* [EXERCISE]: Print the records below once again, exactly as they were given.

* [DATA PROVIDED]:
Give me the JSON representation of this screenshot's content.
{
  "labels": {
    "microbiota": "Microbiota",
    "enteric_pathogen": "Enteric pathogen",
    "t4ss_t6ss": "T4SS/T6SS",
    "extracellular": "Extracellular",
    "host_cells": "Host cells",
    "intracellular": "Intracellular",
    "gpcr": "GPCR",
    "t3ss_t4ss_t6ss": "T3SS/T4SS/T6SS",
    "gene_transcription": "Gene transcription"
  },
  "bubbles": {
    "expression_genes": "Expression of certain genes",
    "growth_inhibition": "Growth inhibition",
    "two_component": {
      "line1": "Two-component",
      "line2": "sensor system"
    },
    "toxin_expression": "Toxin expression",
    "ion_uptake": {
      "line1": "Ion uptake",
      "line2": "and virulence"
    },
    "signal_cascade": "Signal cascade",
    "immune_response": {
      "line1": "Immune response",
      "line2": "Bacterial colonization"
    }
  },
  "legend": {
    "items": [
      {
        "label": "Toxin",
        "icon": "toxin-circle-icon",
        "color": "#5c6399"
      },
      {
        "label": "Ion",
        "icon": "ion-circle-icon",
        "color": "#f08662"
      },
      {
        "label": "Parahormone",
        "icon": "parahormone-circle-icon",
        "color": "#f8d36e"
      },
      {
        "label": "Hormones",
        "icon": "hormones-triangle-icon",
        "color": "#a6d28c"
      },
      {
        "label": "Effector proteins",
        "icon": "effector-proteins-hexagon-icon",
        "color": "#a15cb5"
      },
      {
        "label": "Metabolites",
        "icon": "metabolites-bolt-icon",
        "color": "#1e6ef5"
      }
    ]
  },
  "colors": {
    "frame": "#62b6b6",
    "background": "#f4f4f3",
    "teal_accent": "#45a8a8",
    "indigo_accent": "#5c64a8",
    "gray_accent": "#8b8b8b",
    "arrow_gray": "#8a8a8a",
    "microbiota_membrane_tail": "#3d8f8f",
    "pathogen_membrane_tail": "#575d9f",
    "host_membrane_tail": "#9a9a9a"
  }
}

* [COMPLETED EXERCISE]:
Give me the JSON representation of this screenshot's content.
{
  "labels": {
    "microbiota": "Microbiota",
    "enteric_pathogen": "Enteric pathogen",
    "t4ss_t6ss": "T4SS/T6SS",
    "extracellular": "Extracellular",
    "host_cells": "Host cells",
    "intracellular": "Intracellular",
    "gpcr": "GPCR",
    "t3ss_t4ss_t6ss": "T3SS/T4SS/T6SS",
    "gene_transcription": "Gene transcription"
  },
  "bubbles": {
    "expression_genes": "Expression of certain genes",
    "growth_inhibition": "Growth inhibition",
    "two_component": {
      "line1": "Two-component",
      "line2": "sensor system"
    },
    "toxin_expression": "Toxin expression",
    "ion_uptake": {
      "line1": "Ion uptake",
      "line2": "and virulence"
    },
    "signal_cascade": "Signal cascade",
    "immune_response": {
      "line1": "Immune response",
      "line2": "Bacterial colonization"
    }
  },
  "legend": {
    "items": [
      {
        "label": "Toxin",
        "icon": "toxin-circle-icon",
        "color": "#5c6399"
      },
      {
        "label": "Ion",
        "icon": "ion-circle-icon",
        "color": "#f08662"
      },
      {
        "label": "Parahormone",
        "icon": "parahormone-circle-icon",
        "color": "#f8d36e"
      },
      {
        "label": "Hormones",
        "icon": "hormones-triangle-icon",
        "color": "#a6d28c"
      },
      {
        "label": "Effector proteins",
        "icon": "effector-proteins-hexagon-icon",
        "color": "#a15cb5"
      },
      {
        "label": "Metabolites",
        "icon": "metabolites-bolt-icon",
        "color": "#1e6ef5"
      }
    ]
  },
  "colors": {
    "frame": "#62b6b6",
    "background": "#f4f4f3",
    "teal_accent": "#45a8a8",
    "indigo_accent": "#5c64a8",
    "gray_accent": "#8b8b8b",
    "arrow_gray": "#8a8a8a",
    "microbiota_membrane_tail": "#3d8f8f",
    "pathogen_membrane_tail": "#575d9f",
    "host_membrane_tail": "#9a9a9a"
  }
}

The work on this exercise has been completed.